• [Exercise details] Identify the lines that contain the string "data", then copy each of them.

=== Record list ===

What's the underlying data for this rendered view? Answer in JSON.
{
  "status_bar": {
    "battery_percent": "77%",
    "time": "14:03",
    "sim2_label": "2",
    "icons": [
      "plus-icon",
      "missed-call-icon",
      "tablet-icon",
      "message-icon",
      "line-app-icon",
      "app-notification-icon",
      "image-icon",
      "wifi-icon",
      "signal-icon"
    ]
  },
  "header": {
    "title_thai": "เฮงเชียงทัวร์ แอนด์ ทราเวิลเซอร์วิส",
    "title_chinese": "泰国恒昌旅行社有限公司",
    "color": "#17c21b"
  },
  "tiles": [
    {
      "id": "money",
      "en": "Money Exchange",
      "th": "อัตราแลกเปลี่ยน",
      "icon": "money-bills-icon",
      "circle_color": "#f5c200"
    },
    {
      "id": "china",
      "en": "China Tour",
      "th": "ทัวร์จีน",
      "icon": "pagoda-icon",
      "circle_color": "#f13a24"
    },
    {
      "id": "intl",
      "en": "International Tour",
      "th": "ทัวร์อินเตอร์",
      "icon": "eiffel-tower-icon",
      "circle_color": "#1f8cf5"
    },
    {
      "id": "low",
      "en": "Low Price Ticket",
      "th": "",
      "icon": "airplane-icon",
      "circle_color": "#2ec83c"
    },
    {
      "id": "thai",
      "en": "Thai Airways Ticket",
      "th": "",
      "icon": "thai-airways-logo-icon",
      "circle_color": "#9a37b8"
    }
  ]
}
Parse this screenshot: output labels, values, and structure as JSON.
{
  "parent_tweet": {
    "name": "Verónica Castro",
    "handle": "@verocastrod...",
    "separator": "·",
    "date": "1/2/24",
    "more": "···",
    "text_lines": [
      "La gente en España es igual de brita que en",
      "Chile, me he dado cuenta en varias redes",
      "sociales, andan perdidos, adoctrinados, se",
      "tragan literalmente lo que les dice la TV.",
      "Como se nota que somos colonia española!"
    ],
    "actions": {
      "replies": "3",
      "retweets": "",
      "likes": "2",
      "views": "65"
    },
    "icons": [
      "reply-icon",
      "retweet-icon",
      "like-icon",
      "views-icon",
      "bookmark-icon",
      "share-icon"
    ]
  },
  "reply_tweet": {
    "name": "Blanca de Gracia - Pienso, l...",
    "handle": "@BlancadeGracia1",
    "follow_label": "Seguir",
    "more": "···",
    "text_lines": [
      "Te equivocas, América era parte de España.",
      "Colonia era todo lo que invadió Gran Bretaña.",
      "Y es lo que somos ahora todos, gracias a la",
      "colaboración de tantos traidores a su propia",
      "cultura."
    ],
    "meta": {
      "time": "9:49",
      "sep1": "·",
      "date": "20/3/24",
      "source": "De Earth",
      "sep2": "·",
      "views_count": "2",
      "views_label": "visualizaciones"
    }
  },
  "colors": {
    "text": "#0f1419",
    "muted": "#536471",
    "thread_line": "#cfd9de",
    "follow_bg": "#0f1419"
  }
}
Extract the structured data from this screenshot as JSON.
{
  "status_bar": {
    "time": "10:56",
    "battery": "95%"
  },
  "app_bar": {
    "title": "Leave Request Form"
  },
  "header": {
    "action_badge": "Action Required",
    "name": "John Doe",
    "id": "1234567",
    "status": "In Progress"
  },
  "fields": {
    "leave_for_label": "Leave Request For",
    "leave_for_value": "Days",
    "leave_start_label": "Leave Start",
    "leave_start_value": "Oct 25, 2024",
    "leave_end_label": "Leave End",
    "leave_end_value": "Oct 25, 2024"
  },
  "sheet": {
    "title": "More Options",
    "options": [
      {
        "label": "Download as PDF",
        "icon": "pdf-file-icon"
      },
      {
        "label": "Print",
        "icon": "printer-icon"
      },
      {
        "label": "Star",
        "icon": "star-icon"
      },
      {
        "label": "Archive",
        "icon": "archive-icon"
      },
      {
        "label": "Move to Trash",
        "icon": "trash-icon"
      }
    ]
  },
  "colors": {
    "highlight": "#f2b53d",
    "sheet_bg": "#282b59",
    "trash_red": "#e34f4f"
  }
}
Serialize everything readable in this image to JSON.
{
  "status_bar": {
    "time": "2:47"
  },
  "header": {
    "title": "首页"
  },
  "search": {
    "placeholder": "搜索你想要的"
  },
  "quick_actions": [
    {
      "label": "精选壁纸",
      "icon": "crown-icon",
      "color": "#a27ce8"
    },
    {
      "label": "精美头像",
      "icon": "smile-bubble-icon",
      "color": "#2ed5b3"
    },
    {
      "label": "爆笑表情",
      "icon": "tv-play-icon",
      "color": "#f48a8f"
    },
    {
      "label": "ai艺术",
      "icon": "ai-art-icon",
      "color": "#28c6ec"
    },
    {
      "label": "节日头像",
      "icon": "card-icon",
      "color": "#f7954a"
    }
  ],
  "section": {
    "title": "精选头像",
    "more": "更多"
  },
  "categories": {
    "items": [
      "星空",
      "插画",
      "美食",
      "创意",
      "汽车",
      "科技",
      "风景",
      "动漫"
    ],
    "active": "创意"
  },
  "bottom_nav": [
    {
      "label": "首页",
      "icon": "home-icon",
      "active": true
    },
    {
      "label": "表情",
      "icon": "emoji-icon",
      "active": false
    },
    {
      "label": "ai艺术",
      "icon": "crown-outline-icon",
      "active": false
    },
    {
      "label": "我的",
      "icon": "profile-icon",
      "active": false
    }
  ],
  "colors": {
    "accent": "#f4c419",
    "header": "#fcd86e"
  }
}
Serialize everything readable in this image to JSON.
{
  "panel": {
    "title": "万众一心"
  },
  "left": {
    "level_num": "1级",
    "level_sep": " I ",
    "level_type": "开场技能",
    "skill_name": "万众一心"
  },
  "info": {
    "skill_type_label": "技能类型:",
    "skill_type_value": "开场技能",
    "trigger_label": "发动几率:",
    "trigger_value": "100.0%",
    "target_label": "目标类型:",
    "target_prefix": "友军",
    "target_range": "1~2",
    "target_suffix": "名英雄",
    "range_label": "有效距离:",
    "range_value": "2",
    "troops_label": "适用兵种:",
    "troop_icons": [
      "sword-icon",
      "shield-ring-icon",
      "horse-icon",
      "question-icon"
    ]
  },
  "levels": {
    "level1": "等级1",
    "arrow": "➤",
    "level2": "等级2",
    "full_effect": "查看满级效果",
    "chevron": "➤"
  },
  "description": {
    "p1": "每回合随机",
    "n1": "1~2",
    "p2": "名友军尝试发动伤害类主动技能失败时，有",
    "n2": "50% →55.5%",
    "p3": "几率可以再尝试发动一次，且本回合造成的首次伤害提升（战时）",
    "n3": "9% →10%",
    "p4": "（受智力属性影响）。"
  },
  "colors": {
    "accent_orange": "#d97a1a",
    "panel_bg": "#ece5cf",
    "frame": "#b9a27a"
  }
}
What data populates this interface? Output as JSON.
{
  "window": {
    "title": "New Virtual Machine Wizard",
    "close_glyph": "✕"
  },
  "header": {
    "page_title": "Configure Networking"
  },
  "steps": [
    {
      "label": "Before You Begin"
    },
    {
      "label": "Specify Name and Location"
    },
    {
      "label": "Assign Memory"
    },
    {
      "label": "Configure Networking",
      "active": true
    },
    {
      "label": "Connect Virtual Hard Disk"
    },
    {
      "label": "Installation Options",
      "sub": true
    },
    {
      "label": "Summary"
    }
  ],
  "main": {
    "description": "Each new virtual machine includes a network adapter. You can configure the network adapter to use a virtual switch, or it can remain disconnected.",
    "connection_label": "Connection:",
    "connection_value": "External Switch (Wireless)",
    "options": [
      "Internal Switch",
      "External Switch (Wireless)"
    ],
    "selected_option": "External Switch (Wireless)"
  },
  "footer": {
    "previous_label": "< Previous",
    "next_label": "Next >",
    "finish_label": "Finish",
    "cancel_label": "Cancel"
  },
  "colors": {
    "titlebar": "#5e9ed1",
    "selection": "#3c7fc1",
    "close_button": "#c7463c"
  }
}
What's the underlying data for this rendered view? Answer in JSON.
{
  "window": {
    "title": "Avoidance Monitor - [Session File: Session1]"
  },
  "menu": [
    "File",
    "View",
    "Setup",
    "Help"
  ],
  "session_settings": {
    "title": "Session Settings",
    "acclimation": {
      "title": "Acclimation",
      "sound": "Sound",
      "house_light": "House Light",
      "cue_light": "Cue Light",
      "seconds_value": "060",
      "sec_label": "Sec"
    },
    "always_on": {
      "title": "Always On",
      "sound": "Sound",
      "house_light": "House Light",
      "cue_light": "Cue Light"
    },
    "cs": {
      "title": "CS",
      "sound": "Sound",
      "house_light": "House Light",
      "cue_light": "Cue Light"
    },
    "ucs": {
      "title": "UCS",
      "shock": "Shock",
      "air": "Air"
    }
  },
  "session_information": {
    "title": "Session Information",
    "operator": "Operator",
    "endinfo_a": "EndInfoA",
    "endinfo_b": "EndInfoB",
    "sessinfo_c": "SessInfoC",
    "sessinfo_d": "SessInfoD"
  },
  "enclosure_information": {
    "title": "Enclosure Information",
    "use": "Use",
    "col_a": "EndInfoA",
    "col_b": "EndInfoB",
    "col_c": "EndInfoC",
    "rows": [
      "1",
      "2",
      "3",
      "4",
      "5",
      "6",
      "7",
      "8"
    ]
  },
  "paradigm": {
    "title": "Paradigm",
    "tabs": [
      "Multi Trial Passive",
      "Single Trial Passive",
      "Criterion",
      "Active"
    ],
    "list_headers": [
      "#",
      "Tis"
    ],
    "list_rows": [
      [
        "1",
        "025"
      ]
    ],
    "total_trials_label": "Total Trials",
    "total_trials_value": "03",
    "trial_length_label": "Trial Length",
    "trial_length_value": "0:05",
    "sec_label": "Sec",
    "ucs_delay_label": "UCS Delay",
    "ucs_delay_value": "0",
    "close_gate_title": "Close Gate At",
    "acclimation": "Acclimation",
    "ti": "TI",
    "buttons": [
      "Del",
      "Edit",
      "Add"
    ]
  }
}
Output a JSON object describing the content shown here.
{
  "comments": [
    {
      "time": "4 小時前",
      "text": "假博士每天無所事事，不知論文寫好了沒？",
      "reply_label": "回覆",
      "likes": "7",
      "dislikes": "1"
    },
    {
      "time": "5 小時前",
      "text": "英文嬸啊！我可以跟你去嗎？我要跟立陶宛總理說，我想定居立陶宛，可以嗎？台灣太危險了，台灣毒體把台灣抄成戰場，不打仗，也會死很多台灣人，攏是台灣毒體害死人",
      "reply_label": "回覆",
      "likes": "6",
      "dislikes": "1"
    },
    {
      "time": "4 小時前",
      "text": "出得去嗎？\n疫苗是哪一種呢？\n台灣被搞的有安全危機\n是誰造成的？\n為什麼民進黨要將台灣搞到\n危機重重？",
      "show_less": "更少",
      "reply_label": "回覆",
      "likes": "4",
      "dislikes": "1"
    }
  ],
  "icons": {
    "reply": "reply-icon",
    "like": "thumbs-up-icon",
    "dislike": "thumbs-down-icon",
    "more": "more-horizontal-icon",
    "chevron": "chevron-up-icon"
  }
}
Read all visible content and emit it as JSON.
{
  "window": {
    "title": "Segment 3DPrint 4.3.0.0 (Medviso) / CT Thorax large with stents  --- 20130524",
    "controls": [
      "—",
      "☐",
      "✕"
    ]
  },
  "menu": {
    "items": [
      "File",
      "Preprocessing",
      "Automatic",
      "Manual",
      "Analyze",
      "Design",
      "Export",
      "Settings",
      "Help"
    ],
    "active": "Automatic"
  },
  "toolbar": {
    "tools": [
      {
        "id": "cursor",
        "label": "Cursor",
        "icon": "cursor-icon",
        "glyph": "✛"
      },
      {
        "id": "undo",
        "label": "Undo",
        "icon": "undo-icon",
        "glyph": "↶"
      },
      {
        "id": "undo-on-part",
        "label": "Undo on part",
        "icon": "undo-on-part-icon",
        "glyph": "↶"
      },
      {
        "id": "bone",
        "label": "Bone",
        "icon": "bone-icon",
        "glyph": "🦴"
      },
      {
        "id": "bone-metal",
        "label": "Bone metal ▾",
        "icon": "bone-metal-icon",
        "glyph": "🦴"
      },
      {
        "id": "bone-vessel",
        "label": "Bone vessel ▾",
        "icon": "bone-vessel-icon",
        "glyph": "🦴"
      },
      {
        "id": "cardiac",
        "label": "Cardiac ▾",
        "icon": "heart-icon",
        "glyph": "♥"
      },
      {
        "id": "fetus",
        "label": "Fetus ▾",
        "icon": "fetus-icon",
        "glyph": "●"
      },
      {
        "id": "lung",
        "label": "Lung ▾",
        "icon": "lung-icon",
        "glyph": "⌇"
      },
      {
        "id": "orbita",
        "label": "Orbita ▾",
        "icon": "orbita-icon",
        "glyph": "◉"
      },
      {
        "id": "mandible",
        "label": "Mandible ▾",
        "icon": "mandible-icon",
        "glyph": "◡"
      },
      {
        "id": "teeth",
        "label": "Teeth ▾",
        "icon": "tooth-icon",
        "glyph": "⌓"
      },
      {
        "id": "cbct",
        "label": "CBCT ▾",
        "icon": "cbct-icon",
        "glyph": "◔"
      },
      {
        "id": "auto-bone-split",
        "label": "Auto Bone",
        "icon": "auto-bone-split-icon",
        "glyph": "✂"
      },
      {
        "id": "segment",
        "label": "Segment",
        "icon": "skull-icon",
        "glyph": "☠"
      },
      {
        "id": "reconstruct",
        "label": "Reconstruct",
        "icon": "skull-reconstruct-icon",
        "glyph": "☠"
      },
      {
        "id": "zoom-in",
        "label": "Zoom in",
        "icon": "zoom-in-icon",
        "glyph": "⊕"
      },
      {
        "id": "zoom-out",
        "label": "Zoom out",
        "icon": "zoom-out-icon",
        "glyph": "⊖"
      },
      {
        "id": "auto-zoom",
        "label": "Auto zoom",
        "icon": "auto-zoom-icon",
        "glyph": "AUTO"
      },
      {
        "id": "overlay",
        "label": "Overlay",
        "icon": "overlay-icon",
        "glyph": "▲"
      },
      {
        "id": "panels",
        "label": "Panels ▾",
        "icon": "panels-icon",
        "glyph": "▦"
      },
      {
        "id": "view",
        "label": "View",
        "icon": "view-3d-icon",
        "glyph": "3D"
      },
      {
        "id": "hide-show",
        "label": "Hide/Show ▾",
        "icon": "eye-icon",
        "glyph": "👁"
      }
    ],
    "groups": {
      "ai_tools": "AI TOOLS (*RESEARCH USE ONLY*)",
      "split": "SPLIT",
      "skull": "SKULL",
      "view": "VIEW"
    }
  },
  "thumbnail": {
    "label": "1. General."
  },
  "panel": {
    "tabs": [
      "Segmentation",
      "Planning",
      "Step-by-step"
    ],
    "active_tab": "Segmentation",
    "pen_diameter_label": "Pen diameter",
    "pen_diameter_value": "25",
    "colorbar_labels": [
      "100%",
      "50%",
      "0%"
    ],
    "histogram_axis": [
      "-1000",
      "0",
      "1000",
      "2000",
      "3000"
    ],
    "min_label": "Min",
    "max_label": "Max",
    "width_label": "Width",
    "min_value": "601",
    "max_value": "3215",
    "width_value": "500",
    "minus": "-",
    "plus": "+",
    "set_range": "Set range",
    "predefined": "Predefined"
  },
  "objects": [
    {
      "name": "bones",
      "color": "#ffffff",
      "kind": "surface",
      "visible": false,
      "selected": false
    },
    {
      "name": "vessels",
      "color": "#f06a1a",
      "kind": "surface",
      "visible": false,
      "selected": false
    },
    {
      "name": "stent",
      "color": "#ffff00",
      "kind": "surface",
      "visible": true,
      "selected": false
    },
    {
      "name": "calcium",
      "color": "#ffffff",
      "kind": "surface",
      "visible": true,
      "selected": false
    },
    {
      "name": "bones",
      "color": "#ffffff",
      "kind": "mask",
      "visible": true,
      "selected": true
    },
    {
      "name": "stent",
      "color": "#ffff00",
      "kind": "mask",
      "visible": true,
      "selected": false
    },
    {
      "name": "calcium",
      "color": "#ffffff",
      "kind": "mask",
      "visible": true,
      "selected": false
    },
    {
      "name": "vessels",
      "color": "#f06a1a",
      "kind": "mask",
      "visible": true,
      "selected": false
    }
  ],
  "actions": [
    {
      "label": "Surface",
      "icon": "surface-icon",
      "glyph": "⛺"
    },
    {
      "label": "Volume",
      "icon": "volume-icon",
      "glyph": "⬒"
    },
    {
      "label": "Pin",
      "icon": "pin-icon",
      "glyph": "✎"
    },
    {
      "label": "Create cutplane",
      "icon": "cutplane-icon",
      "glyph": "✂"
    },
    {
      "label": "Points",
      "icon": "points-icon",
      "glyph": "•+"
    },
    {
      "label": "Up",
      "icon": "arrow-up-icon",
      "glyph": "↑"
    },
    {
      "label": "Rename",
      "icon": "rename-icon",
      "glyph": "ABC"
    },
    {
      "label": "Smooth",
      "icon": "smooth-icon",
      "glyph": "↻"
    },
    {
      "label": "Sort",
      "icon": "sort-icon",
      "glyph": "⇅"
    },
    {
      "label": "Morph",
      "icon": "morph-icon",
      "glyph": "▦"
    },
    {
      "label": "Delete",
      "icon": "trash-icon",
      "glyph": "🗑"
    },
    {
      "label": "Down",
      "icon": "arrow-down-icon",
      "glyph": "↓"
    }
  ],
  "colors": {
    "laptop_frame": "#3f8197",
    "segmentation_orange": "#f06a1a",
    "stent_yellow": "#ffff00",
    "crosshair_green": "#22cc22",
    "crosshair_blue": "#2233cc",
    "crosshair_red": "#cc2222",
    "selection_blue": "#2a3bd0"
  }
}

===

• [Task solution]
What's the underlying data for this rendered view? Answer in JSON.
Extract the structured data from this screenshot as JSON.
What data populates this interface? Output as JSON.
What's the underlying data for this rendered view? Answer in JSON.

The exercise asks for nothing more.